◆ **RECORDS FOR THIS EXERCISE**
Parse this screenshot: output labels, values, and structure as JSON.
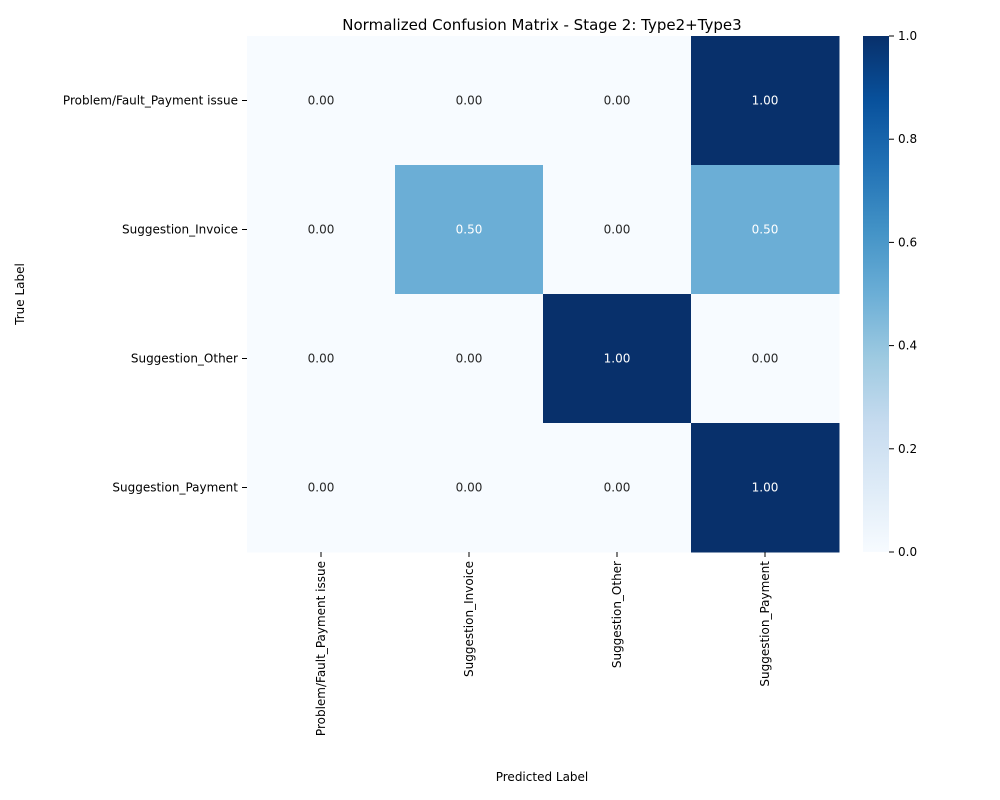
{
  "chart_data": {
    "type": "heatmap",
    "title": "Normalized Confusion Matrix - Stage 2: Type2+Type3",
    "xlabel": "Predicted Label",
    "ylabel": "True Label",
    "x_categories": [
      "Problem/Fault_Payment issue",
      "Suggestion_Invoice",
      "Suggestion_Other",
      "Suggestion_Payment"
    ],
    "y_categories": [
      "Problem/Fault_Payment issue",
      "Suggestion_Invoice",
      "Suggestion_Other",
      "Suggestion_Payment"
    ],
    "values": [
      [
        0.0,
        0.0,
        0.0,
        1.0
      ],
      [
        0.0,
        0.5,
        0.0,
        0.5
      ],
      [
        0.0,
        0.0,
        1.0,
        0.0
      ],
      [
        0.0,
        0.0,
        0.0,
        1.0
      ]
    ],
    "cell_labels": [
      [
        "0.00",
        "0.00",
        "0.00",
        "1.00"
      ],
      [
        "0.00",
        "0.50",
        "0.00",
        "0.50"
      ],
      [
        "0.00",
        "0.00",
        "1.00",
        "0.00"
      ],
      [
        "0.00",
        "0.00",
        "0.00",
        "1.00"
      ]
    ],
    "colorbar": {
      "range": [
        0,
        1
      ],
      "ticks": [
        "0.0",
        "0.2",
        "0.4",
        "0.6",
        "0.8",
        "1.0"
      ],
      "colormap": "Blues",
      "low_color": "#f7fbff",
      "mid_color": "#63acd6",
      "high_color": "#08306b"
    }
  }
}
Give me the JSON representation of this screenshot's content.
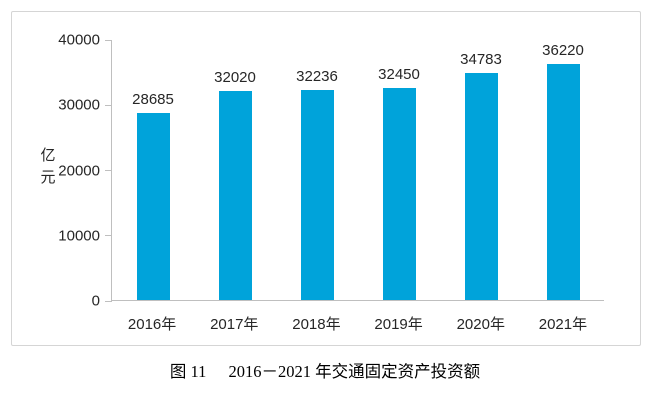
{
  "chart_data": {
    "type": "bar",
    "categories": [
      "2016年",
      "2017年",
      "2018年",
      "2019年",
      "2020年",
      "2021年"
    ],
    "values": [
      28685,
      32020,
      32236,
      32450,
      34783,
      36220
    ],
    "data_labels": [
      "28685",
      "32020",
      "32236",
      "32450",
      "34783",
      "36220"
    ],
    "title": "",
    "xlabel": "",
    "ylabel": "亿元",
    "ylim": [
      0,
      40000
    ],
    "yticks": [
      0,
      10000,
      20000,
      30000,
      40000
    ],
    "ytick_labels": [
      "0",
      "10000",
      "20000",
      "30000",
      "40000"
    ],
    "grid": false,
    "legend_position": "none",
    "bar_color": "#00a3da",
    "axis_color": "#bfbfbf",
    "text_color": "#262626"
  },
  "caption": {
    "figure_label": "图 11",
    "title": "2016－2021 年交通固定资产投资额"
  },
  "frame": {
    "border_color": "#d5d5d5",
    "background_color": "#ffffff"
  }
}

◆ **GIVEN INSTRUCTION**
Print each line of the material above exactly, with the pictures removed from your copy.

◆ **ANSWER FOR THE TASK**
Parse this screenshot: output labels, values, and structure as JSON.
{
  "chart_data": {
    "type": "heatmap",
    "title": "Normalized Confusion Matrix - Stage 2: Type2+Type3",
    "xlabel": "Predicted Label",
    "ylabel": "True Label",
    "x_categories": [
      "Problem/Fault_Payment issue",
      "Suggestion_Invoice",
      "Suggestion_Other",
      "Suggestion_Payment"
    ],
    "y_categories": [
      "Problem/Fault_Payment issue",
      "Suggestion_Invoice",
      "Suggestion_Other",
      "Suggestion_Payment"
    ],
    "values": [
      [
        0.0,
        0.0,
        0.0,
        1.0
      ],
      [
        0.0,
        0.5,
        0.0,
        0.5
      ],
      [
        0.0,
        0.0,
        1.0,
        0.0
      ],
      [
        0.0,
        0.0,
        0.0,
        1.0
      ]
    ],
    "cell_labels": [
      [
        "0.00",
        "0.00",
        "0.00",
        "1.00"
      ],
      [
        "0.00",
        "0.50",
        "0.00",
        "0.50"
      ],
      [
        "0.00",
        "0.00",
        "1.00",
        "0.00"
      ],
      [
        "0.00",
        "0.00",
        "0.00",
        "1.00"
      ]
    ],
    "colorbar": {
      "range": [
        0,
        1
      ],
      "ticks": [
        "0.0",
        "0.2",
        "0.4",
        "0.6",
        "0.8",
        "1.0"
      ],
      "colormap": "Blues",
      "low_color": "#f7fbff",
      "mid_color": "#63acd6",
      "high_color": "#08306b"
    }
  }
}
Give me the JSON representation of this screenshot's content.
{
  "chart_data": {
    "type": "bar",
    "categories": [
      "2016年",
      "2017年",
      "2018年",
      "2019年",
      "2020年",
      "2021年"
    ],
    "values": [
      28685,
      32020,
      32236,
      32450,
      34783,
      36220
    ],
    "data_labels": [
      "28685",
      "32020",
      "32236",
      "32450",
      "34783",
      "36220"
    ],
    "title": "",
    "xlabel": "",
    "ylabel": "亿元",
    "ylim": [
      0,
      40000
    ],
    "yticks": [
      0,
      10000,
      20000,
      30000,
      40000
    ],
    "ytick_labels": [
      "0",
      "10000",
      "20000",
      "30000",
      "40000"
    ],
    "grid": false,
    "legend_position": "none",
    "bar_color": "#00a3da",
    "axis_color": "#bfbfbf",
    "text_color": "#262626"
  },
  "caption": {
    "figure_label": "图 11",
    "title": "2016－2021 年交通固定资产投资额"
  },
  "frame": {
    "border_color": "#d5d5d5",
    "background_color": "#ffffff"
  }
}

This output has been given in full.